■ Your objective ■
For every line in the data below that contains "Gaussian", copy the line.

## Start Items

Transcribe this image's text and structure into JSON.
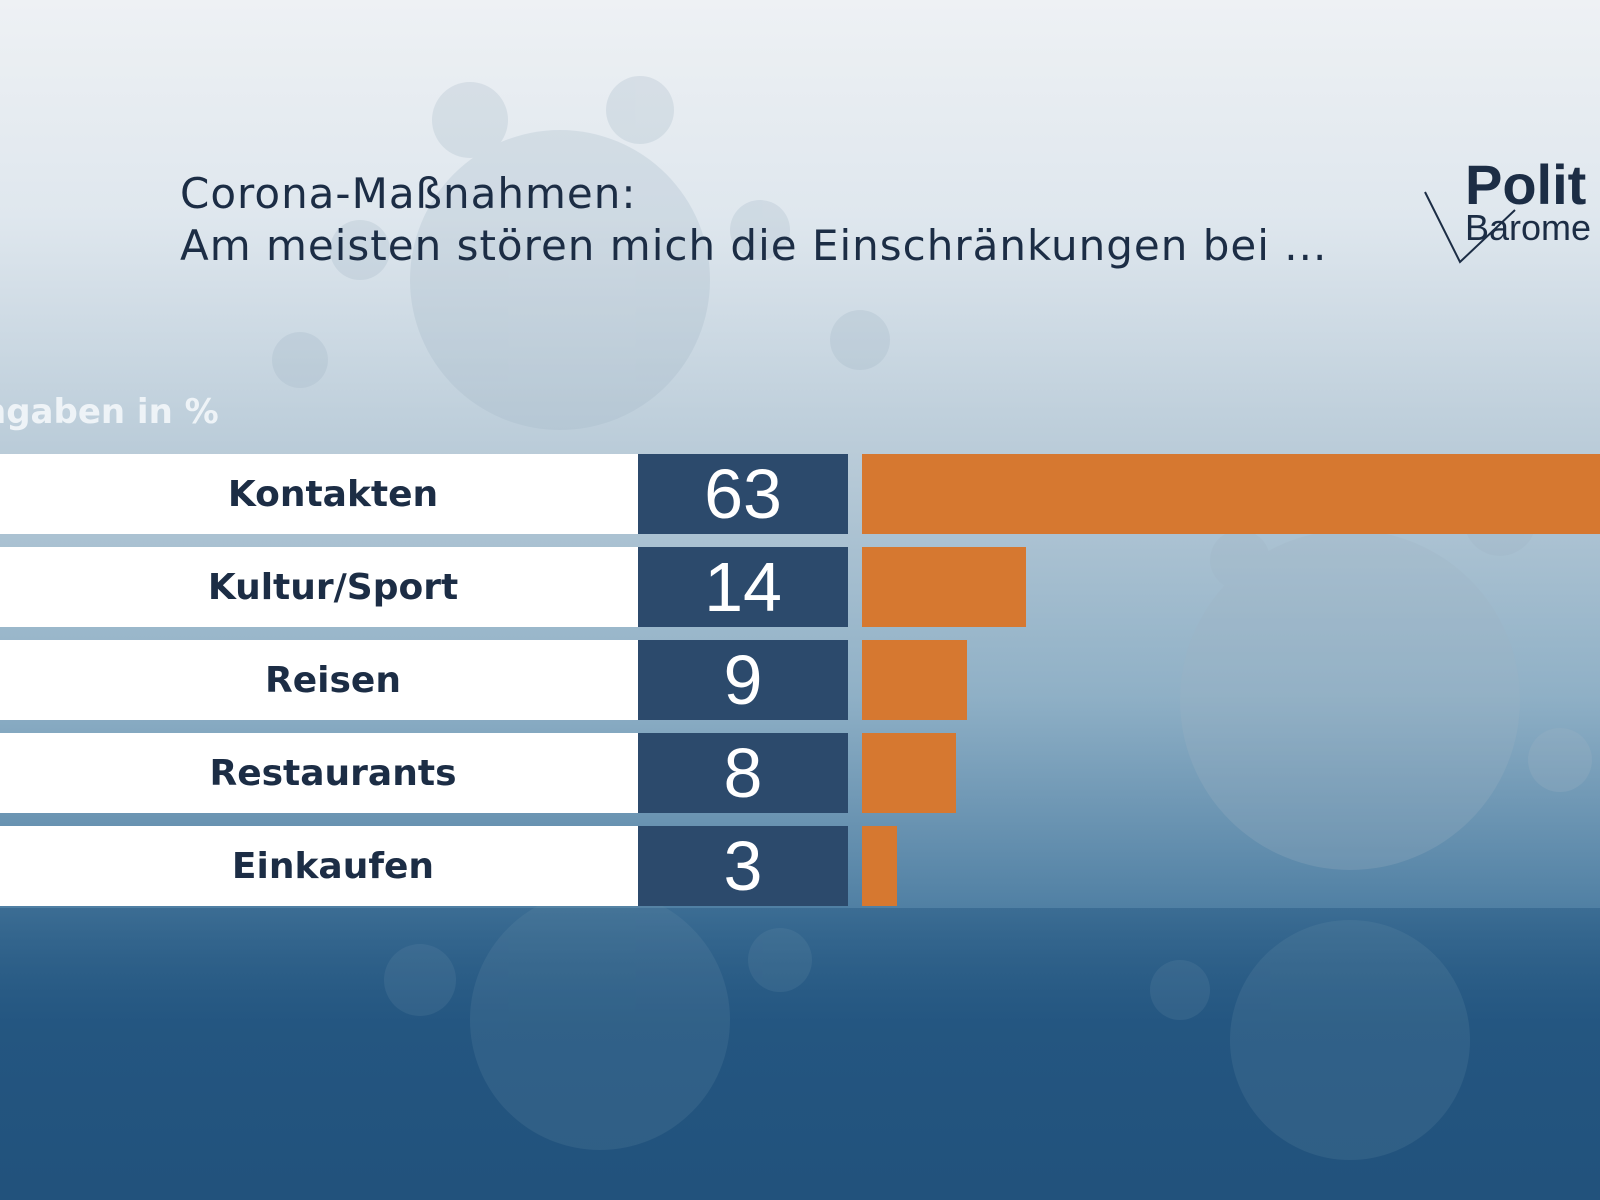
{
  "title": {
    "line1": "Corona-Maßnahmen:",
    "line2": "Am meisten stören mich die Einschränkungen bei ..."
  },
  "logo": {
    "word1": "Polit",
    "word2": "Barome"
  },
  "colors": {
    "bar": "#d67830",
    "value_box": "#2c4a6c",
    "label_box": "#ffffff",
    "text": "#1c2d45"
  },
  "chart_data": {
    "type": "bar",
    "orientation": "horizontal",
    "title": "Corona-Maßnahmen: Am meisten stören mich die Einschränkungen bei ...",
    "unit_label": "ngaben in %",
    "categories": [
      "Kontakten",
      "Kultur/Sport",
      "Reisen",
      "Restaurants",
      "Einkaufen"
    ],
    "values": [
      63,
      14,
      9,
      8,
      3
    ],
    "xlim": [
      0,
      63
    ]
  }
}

## End Items
## Start Items

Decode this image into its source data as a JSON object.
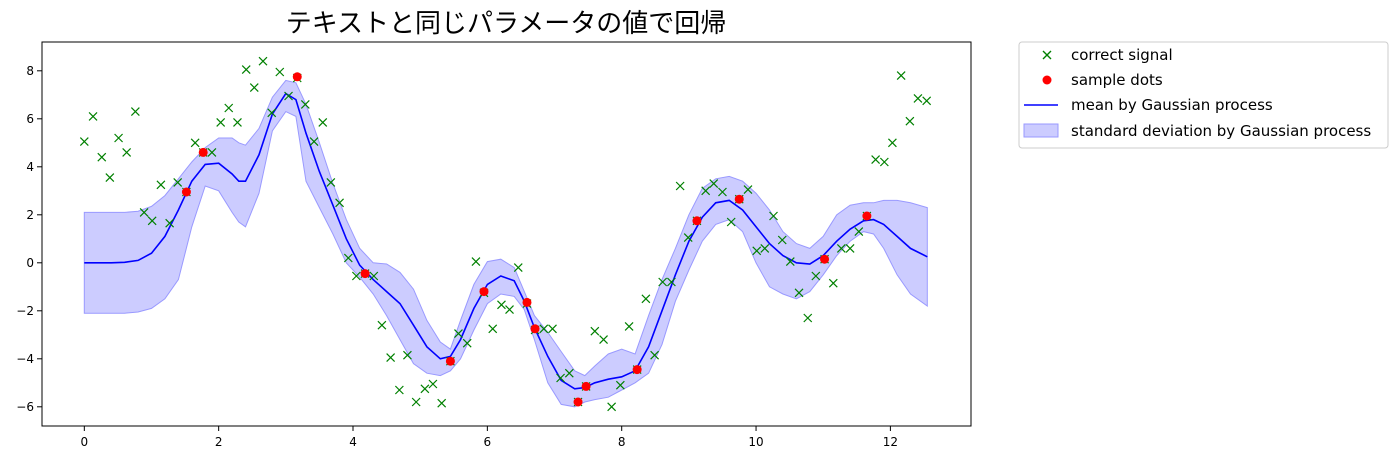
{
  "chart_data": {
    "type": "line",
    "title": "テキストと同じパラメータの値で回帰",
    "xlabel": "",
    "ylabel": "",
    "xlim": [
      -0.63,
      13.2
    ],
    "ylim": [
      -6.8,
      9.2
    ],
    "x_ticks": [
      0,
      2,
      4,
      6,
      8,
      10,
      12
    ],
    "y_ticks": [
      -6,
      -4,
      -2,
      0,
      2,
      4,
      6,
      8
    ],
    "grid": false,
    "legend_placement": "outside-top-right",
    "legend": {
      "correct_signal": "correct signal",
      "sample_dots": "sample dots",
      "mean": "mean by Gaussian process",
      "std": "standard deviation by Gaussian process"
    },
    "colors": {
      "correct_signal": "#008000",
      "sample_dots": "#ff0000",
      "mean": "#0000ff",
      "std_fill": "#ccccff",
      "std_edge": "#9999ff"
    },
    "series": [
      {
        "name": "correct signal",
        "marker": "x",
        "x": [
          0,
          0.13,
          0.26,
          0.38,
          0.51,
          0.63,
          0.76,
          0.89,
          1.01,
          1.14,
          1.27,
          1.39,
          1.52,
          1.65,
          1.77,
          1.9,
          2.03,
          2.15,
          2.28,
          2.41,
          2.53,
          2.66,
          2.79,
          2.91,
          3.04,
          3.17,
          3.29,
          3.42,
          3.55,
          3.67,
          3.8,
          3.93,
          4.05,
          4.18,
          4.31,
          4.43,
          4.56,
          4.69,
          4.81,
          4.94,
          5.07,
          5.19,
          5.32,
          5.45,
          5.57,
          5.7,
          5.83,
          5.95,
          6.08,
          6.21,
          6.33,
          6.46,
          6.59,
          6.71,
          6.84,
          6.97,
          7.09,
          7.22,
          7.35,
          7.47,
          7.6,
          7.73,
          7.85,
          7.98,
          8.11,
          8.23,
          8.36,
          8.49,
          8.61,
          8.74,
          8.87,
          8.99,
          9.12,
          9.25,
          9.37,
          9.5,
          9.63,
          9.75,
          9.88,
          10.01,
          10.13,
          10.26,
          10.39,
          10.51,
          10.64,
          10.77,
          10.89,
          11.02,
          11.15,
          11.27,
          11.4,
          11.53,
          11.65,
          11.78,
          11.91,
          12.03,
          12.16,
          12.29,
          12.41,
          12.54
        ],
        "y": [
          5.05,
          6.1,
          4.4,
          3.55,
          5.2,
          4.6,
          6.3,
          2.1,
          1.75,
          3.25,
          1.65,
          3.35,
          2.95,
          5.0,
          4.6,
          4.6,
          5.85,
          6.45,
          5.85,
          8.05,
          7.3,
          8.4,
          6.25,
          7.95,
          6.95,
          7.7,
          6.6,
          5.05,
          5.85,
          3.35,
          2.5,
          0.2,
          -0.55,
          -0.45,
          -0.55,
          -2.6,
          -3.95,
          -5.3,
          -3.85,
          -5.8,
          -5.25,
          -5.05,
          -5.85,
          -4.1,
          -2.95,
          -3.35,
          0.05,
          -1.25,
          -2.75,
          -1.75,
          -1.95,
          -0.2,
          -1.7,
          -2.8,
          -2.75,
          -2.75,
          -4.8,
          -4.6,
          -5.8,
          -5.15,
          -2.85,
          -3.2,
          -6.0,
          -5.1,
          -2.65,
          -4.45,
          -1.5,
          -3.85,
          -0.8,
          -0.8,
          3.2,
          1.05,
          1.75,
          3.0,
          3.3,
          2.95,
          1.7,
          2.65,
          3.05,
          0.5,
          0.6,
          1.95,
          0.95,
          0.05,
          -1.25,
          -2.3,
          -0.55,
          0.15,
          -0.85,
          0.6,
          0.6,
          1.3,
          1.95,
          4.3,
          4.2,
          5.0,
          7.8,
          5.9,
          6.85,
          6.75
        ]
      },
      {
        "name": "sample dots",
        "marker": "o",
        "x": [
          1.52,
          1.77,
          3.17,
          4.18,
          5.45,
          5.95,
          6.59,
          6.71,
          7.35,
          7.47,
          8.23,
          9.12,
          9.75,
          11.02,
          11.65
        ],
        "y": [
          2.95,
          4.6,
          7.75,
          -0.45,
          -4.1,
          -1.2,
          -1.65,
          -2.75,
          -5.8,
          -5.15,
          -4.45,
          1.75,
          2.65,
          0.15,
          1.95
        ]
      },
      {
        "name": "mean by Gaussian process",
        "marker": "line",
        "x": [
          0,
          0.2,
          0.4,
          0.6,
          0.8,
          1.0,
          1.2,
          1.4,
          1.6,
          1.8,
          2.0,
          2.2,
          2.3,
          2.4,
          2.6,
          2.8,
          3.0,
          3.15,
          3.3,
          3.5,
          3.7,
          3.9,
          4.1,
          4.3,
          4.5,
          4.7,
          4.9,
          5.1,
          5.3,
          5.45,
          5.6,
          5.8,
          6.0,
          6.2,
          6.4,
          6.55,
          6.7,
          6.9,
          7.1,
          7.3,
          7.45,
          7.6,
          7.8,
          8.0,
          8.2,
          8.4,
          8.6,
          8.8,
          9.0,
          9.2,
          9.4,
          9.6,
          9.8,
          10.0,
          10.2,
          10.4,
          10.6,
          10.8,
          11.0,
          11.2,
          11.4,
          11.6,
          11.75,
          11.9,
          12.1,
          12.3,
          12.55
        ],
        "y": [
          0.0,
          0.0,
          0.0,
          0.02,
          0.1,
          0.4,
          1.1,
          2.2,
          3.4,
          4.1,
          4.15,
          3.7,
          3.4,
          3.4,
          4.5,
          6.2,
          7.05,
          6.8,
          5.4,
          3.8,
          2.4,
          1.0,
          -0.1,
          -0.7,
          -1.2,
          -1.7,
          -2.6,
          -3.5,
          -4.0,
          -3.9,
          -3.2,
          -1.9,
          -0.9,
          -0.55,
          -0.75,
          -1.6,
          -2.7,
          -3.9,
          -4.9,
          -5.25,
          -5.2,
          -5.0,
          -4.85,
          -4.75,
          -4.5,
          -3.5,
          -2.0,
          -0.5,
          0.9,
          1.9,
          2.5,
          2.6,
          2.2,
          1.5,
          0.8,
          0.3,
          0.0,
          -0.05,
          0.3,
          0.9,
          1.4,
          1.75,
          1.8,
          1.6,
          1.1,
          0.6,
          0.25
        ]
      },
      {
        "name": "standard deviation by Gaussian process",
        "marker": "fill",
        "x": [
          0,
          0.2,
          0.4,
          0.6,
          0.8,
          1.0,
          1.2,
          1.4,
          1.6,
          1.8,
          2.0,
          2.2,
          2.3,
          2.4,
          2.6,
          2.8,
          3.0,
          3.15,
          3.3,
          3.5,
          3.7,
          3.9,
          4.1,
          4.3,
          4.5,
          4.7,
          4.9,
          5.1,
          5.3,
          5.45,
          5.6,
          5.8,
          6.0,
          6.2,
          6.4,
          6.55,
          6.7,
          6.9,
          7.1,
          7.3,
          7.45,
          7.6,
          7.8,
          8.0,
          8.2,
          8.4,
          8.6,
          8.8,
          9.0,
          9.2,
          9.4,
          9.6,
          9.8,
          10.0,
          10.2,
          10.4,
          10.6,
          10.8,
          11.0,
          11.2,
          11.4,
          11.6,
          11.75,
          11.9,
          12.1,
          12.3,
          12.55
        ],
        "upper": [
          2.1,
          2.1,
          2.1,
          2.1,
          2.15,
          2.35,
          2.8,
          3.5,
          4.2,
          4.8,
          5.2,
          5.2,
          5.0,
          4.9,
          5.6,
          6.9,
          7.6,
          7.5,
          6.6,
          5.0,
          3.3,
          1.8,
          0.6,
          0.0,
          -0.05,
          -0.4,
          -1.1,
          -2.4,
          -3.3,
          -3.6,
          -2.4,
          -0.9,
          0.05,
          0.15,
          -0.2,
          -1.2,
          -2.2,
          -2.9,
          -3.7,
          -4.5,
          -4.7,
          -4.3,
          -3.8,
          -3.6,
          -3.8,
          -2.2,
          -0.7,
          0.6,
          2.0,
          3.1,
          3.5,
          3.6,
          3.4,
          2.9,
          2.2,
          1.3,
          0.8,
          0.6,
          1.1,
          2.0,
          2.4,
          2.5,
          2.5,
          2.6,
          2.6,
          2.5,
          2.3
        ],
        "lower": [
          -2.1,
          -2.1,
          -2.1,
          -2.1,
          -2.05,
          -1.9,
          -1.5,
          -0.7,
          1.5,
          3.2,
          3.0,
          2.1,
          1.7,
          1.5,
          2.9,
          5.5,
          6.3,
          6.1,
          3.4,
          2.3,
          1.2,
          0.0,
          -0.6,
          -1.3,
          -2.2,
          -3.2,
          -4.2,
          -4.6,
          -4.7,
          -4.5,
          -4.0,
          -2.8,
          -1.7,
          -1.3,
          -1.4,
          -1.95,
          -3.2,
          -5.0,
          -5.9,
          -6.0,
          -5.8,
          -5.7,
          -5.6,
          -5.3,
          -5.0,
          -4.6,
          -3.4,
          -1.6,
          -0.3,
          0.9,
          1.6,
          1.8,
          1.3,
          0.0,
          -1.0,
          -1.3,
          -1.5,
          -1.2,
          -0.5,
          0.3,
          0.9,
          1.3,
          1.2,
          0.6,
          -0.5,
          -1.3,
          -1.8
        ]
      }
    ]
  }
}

## End Items

■ Result ■
      "mean": "mean by Gaussian process",
      "std": "standard deviation by Gaussian process"
        "name": "mean by Gaussian process",
        "name": "standard deviation by Gaussian process",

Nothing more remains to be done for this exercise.